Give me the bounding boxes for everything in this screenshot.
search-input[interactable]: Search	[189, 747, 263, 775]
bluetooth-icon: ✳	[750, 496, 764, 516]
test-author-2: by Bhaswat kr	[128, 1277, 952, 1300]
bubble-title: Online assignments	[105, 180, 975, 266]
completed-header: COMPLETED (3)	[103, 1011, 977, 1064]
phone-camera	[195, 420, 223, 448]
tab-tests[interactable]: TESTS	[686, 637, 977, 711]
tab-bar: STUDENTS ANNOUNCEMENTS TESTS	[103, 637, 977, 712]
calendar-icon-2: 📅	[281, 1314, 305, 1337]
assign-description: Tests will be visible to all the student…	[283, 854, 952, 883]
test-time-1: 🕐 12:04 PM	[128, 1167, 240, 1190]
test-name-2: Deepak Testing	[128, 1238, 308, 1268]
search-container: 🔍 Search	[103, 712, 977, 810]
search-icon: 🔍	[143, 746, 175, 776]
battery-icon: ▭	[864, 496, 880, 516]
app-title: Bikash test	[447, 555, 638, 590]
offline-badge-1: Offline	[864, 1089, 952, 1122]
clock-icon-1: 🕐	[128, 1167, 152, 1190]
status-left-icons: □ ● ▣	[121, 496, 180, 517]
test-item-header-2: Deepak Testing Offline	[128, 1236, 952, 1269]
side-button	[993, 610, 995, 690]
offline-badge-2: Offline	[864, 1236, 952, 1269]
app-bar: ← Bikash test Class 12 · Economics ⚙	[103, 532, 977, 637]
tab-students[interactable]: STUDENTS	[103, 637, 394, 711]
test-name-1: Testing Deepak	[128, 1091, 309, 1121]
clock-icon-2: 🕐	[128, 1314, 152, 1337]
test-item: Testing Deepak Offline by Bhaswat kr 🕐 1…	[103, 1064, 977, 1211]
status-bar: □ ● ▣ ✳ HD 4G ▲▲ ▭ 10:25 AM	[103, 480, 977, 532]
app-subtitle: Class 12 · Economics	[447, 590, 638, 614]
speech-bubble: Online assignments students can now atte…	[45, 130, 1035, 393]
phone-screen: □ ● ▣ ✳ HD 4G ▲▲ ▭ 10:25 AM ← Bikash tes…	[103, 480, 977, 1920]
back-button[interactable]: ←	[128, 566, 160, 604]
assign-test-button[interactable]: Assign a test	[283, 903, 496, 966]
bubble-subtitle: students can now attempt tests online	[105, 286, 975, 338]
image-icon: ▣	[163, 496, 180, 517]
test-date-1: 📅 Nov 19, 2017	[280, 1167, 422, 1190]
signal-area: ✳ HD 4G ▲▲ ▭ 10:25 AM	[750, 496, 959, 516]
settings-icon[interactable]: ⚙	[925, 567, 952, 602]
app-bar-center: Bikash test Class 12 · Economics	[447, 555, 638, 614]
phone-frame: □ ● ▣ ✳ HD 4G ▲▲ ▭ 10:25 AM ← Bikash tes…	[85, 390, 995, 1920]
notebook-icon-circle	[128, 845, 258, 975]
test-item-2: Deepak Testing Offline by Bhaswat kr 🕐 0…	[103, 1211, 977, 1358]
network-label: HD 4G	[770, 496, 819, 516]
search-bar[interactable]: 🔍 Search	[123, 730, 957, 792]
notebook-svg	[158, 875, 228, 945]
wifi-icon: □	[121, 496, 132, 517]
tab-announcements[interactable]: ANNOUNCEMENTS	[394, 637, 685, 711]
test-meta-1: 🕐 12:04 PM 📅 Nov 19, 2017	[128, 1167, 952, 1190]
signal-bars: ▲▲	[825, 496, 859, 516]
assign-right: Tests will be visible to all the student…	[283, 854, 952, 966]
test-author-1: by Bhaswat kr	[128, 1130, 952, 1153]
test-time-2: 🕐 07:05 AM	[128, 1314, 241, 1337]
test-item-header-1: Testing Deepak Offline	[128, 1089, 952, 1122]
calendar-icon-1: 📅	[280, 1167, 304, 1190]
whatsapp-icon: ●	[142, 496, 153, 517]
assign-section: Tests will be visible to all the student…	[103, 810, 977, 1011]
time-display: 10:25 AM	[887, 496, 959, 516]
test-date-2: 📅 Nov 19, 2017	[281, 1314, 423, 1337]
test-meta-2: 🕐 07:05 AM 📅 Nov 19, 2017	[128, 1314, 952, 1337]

:: Task objective ::
Copy out every line of the material above word for word.

:: Solution to this task ::
Give me the bounding boxes for everything in this screenshot.
search-input[interactable]: Search	[189, 747, 263, 775]
bluetooth-icon: ✳	[750, 496, 764, 516]
test-author-2: by Bhaswat kr	[128, 1277, 952, 1300]
bubble-title: Online assignments	[105, 180, 975, 266]
completed-header: COMPLETED (3)	[103, 1011, 977, 1064]
phone-camera	[195, 420, 223, 448]
tab-tests[interactable]: TESTS	[686, 637, 977, 711]
tab-bar: STUDENTS ANNOUNCEMENTS TESTS	[103, 637, 977, 712]
calendar-icon-2: 📅	[281, 1314, 305, 1337]
assign-description: Tests will be visible to all the student…	[283, 854, 952, 883]
test-time-1: 🕐 12:04 PM	[128, 1167, 240, 1190]
test-name-2: Deepak Testing	[128, 1238, 308, 1268]
search-container: 🔍 Search	[103, 712, 977, 810]
search-icon: 🔍	[143, 746, 175, 776]
battery-icon: ▭	[864, 496, 880, 516]
app-title: Bikash test	[447, 555, 638, 590]
offline-badge-1: Offline	[864, 1089, 952, 1122]
clock-icon-1: 🕐	[128, 1167, 152, 1190]
status-left-icons: □ ● ▣	[121, 496, 180, 517]
test-item-header-2: Deepak Testing Offline	[128, 1236, 952, 1269]
side-button	[993, 610, 995, 690]
offline-badge-2: Offline	[864, 1236, 952, 1269]
app-bar: ← Bikash test Class 12 · Economics ⚙	[103, 532, 977, 637]
tab-students[interactable]: STUDENTS	[103, 637, 394, 711]
test-name-1: Testing Deepak	[128, 1091, 309, 1121]
clock-icon-2: 🕐	[128, 1314, 152, 1337]
test-item: Testing Deepak Offline by Bhaswat kr 🕐 1…	[103, 1064, 977, 1211]
status-bar: □ ● ▣ ✳ HD 4G ▲▲ ▭ 10:25 AM	[103, 480, 977, 532]
app-subtitle: Class 12 · Economics	[447, 590, 638, 614]
speech-bubble: Online assignments students can now atte…	[45, 130, 1035, 393]
phone-screen: □ ● ▣ ✳ HD 4G ▲▲ ▭ 10:25 AM ← Bikash tes…	[103, 480, 977, 1920]
back-button[interactable]: ←	[128, 566, 160, 604]
assign-test-button[interactable]: Assign a test	[283, 903, 496, 966]
bubble-subtitle: students can now attempt tests online	[105, 286, 975, 338]
image-icon: ▣	[163, 496, 180, 517]
test-date-1: 📅 Nov 19, 2017	[280, 1167, 422, 1190]
signal-area: ✳ HD 4G ▲▲ ▭ 10:25 AM	[750, 496, 959, 516]
settings-icon[interactable]: ⚙	[925, 567, 952, 602]
app-bar-center: Bikash test Class 12 · Economics	[447, 555, 638, 614]
phone-frame: □ ● ▣ ✳ HD 4G ▲▲ ▭ 10:25 AM ← Bikash tes…	[85, 390, 995, 1920]
notebook-icon-circle	[128, 845, 258, 975]
test-item-2: Deepak Testing Offline by Bhaswat kr 🕐 0…	[103, 1211, 977, 1358]
network-label: HD 4G	[770, 496, 819, 516]
search-bar[interactable]: 🔍 Search	[123, 730, 957, 792]
notebook-svg	[158, 875, 228, 945]
wifi-icon: □	[121, 496, 132, 517]
tab-announcements[interactable]: ANNOUNCEMENTS	[394, 637, 685, 711]
test-meta-1: 🕐 12:04 PM 📅 Nov 19, 2017	[128, 1167, 952, 1190]
signal-bars: ▲▲	[825, 496, 859, 516]
assign-right: Tests will be visible to all the student…	[283, 854, 952, 966]
test-author-1: by Bhaswat kr	[128, 1130, 952, 1153]
test-time-2: 🕐 07:05 AM	[128, 1314, 241, 1337]
test-item-header-1: Testing Deepak Offline	[128, 1089, 952, 1122]
calendar-icon-1: 📅	[280, 1167, 304, 1190]
whatsapp-icon: ●	[142, 496, 153, 517]
assign-section: Tests will be visible to all the student…	[103, 810, 977, 1011]
time-display: 10:25 AM	[887, 496, 959, 516]
test-date-2: 📅 Nov 19, 2017	[281, 1314, 423, 1337]
test-meta-2: 🕐 07:05 AM 📅 Nov 19, 2017	[128, 1314, 952, 1337]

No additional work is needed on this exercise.